## [WHAT YOU SHOULD DO]
Continue the mailing-list reply about the VFIO_DEVICE_BIND_IOMMUFD patch from the point where it ends.

[Intel-gfx] [PATCH v11 19/23] vfio: Add VFIO_DEVICE_BIND_IOMMUFD

Liu, Yi L yi.l.liu at intel.com
Wed May 24 02:20:46 UTC 2023


> From: Alex Williamson <alex.williamson at redhat.com>
> Sent: Tuesday, May 23, 2023 11:51 PM
> 
> On Tue, 23 May 2023 01:41:36 +0000
> "Liu, Yi L" <yi.l.liu at intel.com> wrote:
> 
> > > From: Alex Williamson <alex.williamson at redhat.com>
> > > Sent: Tuesday, May 23, 2023 6:01 AM
> > >
> > > On Sat, 13 May 2023 06:28:23 -0700
> > > Yi Liu <yi.l.liu at intel.com> wrote:
> > >
> > > > This adds ioctl for userspace to bind device cdev fd to iommufd.
> > > >
> > > >     VFIO_DEVICE_BIND_IOMMUFD: bind device to an iommufd, hence gain DMA
> > > > 			      control provided by the iommufd. open_device
> > > > 			      op is called after bind_iommufd op.
> > > >
> > > > Tested-by: Yanting Jiang <yanting.jiang at intel.com>
> > > > Tested-by: Shameer Kolothum <shameerali.kolothum.thodi at huawei.com>
> > > > Signed-off-by: Yi Liu <yi.l.liu at intel.com>
> > > > ---
> > > >  drivers/vfio/device_cdev.c | 130 +++++++++++++++++++++++++++++++++++++
> > > >  drivers/vfio/vfio.h        |  13 ++++
> > > >  drivers/vfio/vfio_main.c   |   5 ++
> > > >  include/linux/vfio.h       |   3 +-
> > > >  include/uapi/linux/vfio.h  |  28 ++++++++
> > > >  5 files changed, 178 insertions(+), 1 deletion(-)

## [PROVIDED MATERIAL]

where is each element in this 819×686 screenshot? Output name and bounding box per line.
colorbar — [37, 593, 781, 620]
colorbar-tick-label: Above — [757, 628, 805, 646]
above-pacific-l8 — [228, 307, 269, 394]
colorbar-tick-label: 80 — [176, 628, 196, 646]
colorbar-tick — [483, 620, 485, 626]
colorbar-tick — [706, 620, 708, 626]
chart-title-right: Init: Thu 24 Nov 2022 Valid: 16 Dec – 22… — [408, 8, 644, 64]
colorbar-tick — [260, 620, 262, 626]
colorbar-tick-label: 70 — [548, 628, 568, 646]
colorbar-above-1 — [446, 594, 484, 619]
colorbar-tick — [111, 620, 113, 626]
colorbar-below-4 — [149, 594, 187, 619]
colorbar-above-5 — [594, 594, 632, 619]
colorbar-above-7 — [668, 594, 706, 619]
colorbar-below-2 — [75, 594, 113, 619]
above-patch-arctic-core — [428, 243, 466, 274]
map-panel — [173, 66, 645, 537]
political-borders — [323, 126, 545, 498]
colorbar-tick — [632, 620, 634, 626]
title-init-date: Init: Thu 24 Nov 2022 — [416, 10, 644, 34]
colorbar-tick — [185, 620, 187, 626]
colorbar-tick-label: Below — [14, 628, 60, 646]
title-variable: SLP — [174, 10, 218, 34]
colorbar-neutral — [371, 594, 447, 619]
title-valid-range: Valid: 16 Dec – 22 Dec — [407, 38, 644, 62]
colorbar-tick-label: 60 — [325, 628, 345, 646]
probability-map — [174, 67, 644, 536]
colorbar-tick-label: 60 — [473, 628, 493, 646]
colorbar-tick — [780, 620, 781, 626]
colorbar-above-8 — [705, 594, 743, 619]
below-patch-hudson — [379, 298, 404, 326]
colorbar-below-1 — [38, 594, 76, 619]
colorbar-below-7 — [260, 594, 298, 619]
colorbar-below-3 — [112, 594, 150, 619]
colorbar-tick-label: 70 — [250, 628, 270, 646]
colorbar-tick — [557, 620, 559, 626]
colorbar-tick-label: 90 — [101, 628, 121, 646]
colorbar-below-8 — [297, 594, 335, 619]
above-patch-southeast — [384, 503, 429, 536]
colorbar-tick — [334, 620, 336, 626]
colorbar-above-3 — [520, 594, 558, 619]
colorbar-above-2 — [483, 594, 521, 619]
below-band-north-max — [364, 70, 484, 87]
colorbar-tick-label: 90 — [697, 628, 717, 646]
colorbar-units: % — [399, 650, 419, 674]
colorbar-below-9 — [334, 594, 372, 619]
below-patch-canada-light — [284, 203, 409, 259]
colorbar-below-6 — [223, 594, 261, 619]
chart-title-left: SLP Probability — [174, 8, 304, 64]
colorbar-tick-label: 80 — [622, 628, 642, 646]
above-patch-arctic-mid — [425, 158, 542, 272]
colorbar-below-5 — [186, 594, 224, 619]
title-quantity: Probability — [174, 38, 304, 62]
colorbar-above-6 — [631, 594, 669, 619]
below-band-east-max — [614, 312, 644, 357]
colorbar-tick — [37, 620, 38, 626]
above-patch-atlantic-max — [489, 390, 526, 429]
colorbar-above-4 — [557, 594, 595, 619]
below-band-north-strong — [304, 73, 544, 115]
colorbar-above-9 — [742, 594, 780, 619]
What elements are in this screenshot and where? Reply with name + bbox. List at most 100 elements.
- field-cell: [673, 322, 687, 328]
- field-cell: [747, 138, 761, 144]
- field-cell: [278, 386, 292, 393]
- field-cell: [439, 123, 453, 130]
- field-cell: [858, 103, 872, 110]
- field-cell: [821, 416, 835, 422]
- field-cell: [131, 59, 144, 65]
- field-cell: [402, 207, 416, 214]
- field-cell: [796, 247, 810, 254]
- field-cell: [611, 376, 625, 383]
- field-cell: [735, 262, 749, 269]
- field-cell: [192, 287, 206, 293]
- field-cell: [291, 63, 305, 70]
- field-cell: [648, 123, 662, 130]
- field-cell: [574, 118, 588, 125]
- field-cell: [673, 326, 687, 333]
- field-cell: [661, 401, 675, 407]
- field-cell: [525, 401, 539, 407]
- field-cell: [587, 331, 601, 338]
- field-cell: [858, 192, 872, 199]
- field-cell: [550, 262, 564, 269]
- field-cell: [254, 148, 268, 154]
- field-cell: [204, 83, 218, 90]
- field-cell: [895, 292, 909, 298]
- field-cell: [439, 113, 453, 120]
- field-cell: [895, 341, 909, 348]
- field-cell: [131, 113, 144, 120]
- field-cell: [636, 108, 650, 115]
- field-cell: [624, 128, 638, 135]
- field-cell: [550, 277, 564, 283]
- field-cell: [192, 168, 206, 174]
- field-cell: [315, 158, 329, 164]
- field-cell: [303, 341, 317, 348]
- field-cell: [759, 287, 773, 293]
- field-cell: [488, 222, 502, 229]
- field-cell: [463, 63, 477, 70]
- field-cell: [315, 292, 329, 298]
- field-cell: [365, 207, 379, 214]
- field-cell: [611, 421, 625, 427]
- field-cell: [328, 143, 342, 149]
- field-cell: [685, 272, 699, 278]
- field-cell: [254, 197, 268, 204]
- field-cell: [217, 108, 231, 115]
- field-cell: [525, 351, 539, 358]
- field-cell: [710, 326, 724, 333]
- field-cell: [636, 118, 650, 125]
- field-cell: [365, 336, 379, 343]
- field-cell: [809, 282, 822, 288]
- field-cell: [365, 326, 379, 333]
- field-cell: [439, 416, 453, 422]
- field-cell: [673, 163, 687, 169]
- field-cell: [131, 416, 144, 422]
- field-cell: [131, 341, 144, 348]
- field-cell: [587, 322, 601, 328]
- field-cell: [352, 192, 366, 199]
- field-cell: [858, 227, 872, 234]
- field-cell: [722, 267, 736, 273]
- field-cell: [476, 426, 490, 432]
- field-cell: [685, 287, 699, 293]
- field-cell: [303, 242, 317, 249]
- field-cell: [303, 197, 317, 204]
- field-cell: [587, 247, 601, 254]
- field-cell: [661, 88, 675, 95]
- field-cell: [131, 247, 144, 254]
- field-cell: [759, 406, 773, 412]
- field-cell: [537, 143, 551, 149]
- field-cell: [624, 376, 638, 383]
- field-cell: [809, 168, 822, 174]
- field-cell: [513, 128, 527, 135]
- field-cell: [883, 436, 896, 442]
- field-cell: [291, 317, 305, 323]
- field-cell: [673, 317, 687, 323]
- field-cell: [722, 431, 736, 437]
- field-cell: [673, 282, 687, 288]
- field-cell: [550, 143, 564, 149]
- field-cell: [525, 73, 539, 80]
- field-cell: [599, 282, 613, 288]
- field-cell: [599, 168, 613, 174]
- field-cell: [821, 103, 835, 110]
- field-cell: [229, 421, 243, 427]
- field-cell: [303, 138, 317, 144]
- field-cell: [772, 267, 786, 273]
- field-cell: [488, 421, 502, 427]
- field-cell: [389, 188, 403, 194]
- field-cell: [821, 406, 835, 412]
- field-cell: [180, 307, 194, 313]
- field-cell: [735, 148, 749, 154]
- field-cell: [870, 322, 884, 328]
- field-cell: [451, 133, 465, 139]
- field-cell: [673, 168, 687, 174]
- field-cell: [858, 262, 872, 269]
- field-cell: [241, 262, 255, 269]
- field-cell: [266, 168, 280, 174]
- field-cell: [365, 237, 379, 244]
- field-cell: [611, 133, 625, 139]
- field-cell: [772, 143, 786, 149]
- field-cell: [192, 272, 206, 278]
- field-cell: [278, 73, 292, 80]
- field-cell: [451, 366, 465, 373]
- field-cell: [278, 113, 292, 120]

## [RESULT BELOW]
> > > >
> > > > diff --git a/drivers/vfio/device_cdev.c b/drivers/vfio/device_cdev.c
> > > > index 1c640016a824..291cc678a18b 100644
> > > > --- a/drivers/vfio/device_cdev.c
> > > > +++ b/drivers/vfio/device_cdev.c
> > > > @@ -3,6 +3,7 @@
> > > >   * Copyright (c) 2023 Intel Corporation.
> > > >   */
> > > >  #include <linux/vfio.h>
> > > > +#include <linux/iommufd.h>
> > > >
> > > >  #include "vfio.h"
> > > >
> > > > @@ -44,6 +45,135 @@ int vfio_device_fops_cdev_open(struct inode *inode, struct
> > > file *filep)
> > > >  	return ret;
> > > >  }
> > > >
> > > > +static void vfio_device_get_kvm_safe(struct vfio_device_file *df)
> > > > +{
> > > > +	spin_lock(&df->kvm_ref_lock);
> > > > +	if (df->kvm)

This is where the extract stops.